### Your goal
Can you reproduce word for word every line from the start of the records through the line that contains "x-tick-label: September: [1022, 1719, 1159, 1856]", with both ends included?

**** Extracted material ****

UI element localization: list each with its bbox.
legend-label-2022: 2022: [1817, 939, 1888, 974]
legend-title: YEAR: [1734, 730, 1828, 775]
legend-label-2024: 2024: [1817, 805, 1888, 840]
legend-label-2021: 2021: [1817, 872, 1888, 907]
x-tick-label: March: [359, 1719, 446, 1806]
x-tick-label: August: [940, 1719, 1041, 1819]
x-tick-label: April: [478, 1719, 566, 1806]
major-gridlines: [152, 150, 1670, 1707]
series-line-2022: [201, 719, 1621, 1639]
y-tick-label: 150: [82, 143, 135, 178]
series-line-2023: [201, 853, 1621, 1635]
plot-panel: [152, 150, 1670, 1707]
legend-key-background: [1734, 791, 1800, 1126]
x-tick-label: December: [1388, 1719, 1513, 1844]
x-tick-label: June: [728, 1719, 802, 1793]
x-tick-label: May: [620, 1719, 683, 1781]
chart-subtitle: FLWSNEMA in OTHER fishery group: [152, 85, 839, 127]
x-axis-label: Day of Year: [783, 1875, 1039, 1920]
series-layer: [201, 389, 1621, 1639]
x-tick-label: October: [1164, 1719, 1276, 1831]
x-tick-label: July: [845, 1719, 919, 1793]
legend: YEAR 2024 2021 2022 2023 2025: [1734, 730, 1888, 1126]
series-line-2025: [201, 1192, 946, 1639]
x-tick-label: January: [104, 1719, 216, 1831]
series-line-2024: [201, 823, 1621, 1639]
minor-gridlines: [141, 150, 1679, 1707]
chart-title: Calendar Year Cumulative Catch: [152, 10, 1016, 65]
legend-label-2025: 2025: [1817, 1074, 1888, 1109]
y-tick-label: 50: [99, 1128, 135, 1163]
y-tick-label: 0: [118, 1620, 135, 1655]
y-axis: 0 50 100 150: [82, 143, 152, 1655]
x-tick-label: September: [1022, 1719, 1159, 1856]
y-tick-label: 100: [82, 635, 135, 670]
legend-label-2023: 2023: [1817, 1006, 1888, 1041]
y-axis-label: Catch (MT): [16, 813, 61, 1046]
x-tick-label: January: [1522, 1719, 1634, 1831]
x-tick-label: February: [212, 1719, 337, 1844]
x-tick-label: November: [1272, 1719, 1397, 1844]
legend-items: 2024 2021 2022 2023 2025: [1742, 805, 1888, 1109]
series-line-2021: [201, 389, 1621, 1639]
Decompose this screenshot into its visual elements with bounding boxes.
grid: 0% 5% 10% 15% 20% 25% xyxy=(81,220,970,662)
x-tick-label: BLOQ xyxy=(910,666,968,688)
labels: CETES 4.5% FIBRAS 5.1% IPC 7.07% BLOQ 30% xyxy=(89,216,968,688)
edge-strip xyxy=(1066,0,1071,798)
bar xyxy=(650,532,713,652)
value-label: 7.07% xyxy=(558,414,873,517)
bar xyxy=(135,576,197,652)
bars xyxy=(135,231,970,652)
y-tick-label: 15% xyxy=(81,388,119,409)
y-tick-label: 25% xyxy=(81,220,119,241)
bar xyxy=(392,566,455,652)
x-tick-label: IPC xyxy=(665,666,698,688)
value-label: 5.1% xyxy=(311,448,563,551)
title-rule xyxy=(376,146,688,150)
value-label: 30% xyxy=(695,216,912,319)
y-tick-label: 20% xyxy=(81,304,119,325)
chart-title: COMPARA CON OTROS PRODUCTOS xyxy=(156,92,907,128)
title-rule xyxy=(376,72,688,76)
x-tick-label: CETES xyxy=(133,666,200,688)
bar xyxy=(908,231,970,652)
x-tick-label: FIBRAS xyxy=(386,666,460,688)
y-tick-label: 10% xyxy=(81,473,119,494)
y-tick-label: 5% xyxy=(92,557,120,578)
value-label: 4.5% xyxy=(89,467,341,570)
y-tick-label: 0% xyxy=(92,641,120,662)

****

### Written reply
UI element localization: list each with its bbox.
legend-label-2022: 2022: [1817, 939, 1888, 974]
legend-title: YEAR: [1734, 730, 1828, 775]
legend-label-2024: 2024: [1817, 805, 1888, 840]
legend-label-2021: 2021: [1817, 872, 1888, 907]
x-tick-label: March: [359, 1719, 446, 1806]
x-tick-label: August: [940, 1719, 1041, 1819]
x-tick-label: April: [478, 1719, 566, 1806]
major-gridlines: [152, 150, 1670, 1707]
series-line-2022: [201, 719, 1621, 1639]
y-tick-label: 150: [82, 143, 135, 178]
series-line-2023: [201, 853, 1621, 1635]
plot-panel: [152, 150, 1670, 1707]
legend-key-background: [1734, 791, 1800, 1126]
x-tick-label: December: [1388, 1719, 1513, 1844]
x-tick-label: June: [728, 1719, 802, 1793]
x-tick-label: May: [620, 1719, 683, 1781]
chart-subtitle: FLWSNEMA in OTHER fishery group: [152, 85, 839, 127]
x-axis-label: Day of Year: [783, 1875, 1039, 1920]
series-layer: [201, 389, 1621, 1639]
x-tick-label: October: [1164, 1719, 1276, 1831]
x-tick-label: July: [845, 1719, 919, 1793]
legend: YEAR 2024 2021 2022 2023 2025: [1734, 730, 1888, 1126]
series-line-2025: [201, 1192, 946, 1639]
x-tick-label: January: [104, 1719, 216, 1831]
series-line-2024: [201, 823, 1621, 1639]
minor-gridlines: [141, 150, 1679, 1707]
chart-title: Calendar Year Cumulative Catch: [152, 10, 1016, 65]
legend-label-2025: 2025: [1817, 1074, 1888, 1109]
y-tick-label: 50: [99, 1128, 135, 1163]
y-tick-label: 0: [118, 1620, 135, 1655]
y-axis: 0 50 100 150: [82, 143, 152, 1655]
x-tick-label: September: [1022, 1719, 1159, 1856]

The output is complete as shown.